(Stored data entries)

===

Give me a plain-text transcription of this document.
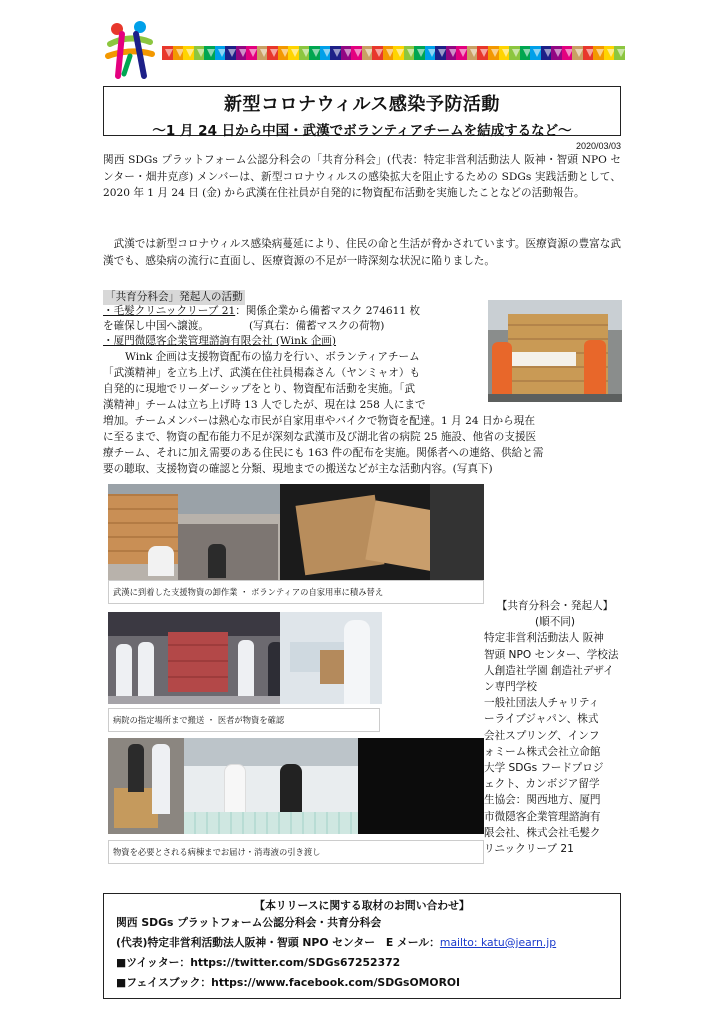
新型コロナウィルス感染予防活動
～1 月 24 日から中国・武漢でボランティアチームを結成するなど～
2020/03/03
関西 SDGs プラットフォーム公認分科会の「共育分科会」(代表：特定非営利活動法人 阪神・智頭 NPO センター・畑井克彦) メンバーは、新型コロナウィルスの感染拡大を阻止するための SDGs 実践活動として、2020 年 1 月 24 日 (金) から武漢在住社員が自発的に物資配布活動を実施したことなどの活動報告。
武漢では新型コロナウィルス感染病蔓延により、住民の命と生活が脅かされています。医療資源の豊富な武漢でも、感染病の流行に直面し、医療資源の不足が一時深刻な状況に陥りました。
「共育分科会」発起人の活動
・毛髪クリニックリーブ 21：関係企業から備蓄マスク 274611 枚
を確保し中国へ譲渡。	(写真右：備蓄マスクの荷物)
・厦門微隠客企業管理諮詢有限会社 (Wink 企画)
Wink 企画は支援物資配布の協力を行い、ボランティアチーム
「武漢精神」を立ち上げ、武漢在住社員楊森さん（ヤンミャオ）も
自発的に現地でリーダーシップをとり、物資配布活動を実施。「武
漢精神」チームは立ち上げ時 13 人でしたが、現在は 258 人にまで
増加。チームメンバーは熱心な市民が自家用車やバイクで物資を配達。1 月 24 日から現在
に至るまで、物資の配布能力不足が深刻な武漢市及び湖北省の病院 25 施設、他省の支援医
療チーム、それに加え需要のある住民にも 163 件の配布を実施。関係者への連絡、供給と需
要の聴取、支援物資の確認と分類、現地までの搬送などが主な活動内容。(写真下)
武漢に到着した支援物資の卸作業 ・ ボランティアの自家用車に積み替え
病院の指定場所まで搬送 ・ 医者が物資を確認
物資を必要とされる病棟までお届け・消毒液の引き渡し
【共育分科会・発起人】
(順不同)
特定非営利活動法人 阪神
智頭 NPO センター、学校法
人創造社学園 創造社デザイ
ン専門学校
一般社団法人チャリティ
ーライブジャパン、株式
会社スプリング、インフ
ォミーム株式会社立命館
大学 SDGs フードプロジ
ェクト、カンボジア留学
生協会：関西地方、厦門
市微隠客企業管理諮詢有
限会社、株式会社毛髪ク
リニックリーブ 21
【本リリースに関する取材のお問い合わせ】
関西 SDGs プラットフォーム公認分科会・共育分科会
(代表)特定非営利活動法人阪神・智頭 NPO センター　E メール：mailto: katu@jearn.jp
■ツイッター：https://twitter.com/SDGs67252372
■フェイスブック：https://www.facebook.com/SDGsOMOROI
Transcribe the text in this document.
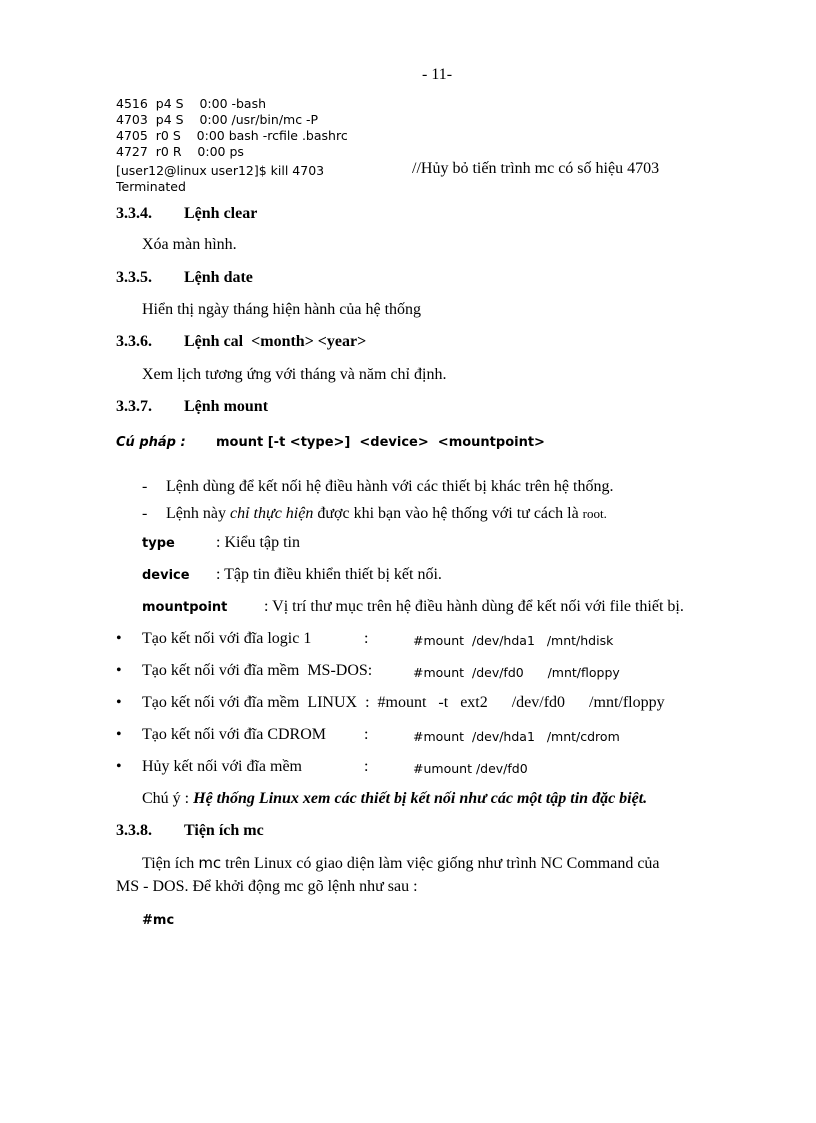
- 11-
4516  p4 S    0:00 -bash
4703  p4 S    0:00 /usr/bin/mc -P
4705  r0 S    0:00 bash -rcfile .bashrc
4727  r0 R    0:00 ps
[user12@linux user12]$ kill 4703
Terminated
//Hủy bỏ tiến trình mc có số hiệu 4703
3.3.4. Lệnh clear
Xóa màn hình.
3.3.5. Lệnh date
Hiển thị ngày tháng hiện hành của hệ thống
3.3.6. Lệnh cal  <month> <year>
Xem lịch tương ứng với tháng và năm chỉ định.
3.3.7. Lệnh mount
Cú pháp : mount [-t <type>]  <device>  <mountpoint>
- Lệnh dùng để kết nối hệ điều hành với các thiết bị khác trên hệ thống.
- Lệnh này chỉ thực hiện được khi bạn vào hệ thống với tư cách là root.
type	: Kiểu tập tin
device : Tập tin điều khiển thiết bị kết nối.
mountpoint : Vị trí thư mục trên hệ điều hành dùng để kết nối với file thiết bị.
• Tạo kết nối với đĩa logic 1	:	#mount  /dev/hda1   /mnt/hdisk
• Tạo kết nối với đĩa mềm  MS-DOS:	#mount  /dev/fd0      /mnt/floppy
• Tạo kết nối với đĩa mềm  LINUX  :  #mount   -t   ext2      /dev/fd0      /mnt/floppy
• Tạo kết nối với đĩa CDROM :	#mount  /dev/hda1   /mnt/cdrom
• Hủy kết nối với đĩa mềm	:	#umount /dev/fd0
Chú ý : Hệ thống Linux xem các thiết bị kết nối như các một tập tin đặc biệt.
3.3.8. Tiện ích mc
Tiện ích mc trên Linux có giao diện làm việc giống như trình NC Command của
MS - DOS. Để khởi động mc gõ lệnh như sau :
#mc
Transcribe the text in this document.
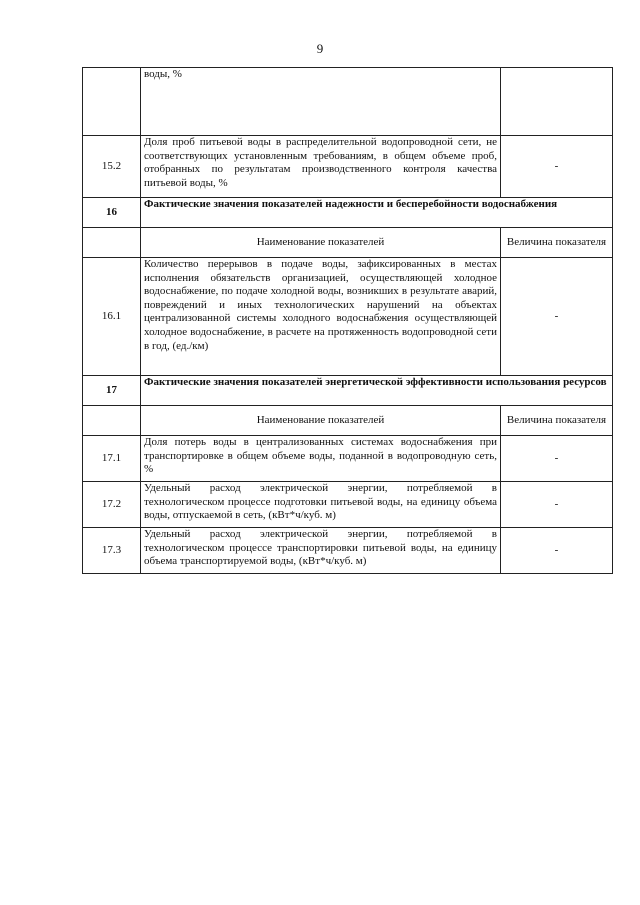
9
	воды, %	
15.2	Доля проб питьевой воды в распределительной водопроводной сети, не соответствующих установленным требованиям, в общем объеме проб, отобранных по результатам производственного контроля качества питьевой воды, %	-
16	Фактические значения показателей надежности и бесперебойности водоснабжения	
	Наименование показателей	Величина показателя
16.1	Количество перерывов в подаче воды, зафиксированных в местах исполнения обязательств организацией, осуществляющей холодное водоснабжение, по подаче холодной воды, возникших в результате аварий, повреждений и иных технологических нарушений на объектах централизованной системы холодного водоснабжения осуществляющей холодное водоснабжение, в расчете на протяженность водопроводной сети в год, (ед./км)	-
17	Фактические значения показателей энергетической эффективности использования ресурсов	
	Наименование показателей	Величина показателя
17.1	Доля потерь воды в централизованных системах водоснабжения при транспортировке в общем объеме воды, поданной в водопроводную сеть, %	-
17.2	Удельный расход электрической энергии, потребляемой в технологическом процессе подготовки питьевой воды, на единицу объема воды, отпускаемой в сеть, (кВт*ч/куб. м)	-
17.3	Удельный расход электрической энергии, потребляемой в технологическом процессе транспортировки питьевой воды, на единицу объема транспортируемой воды, (кВт*ч/куб. м)	-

===

▶ [PROBLEM STATEMENT]
Pull out all lines of the data with the string "Фактические".

▶ [TASK OUTPUT]
16	Фактические значения показателей надежности и бесперебойности водоснабжения	
17	Фактические значения показателей энергетической эффективности использования ресурсов	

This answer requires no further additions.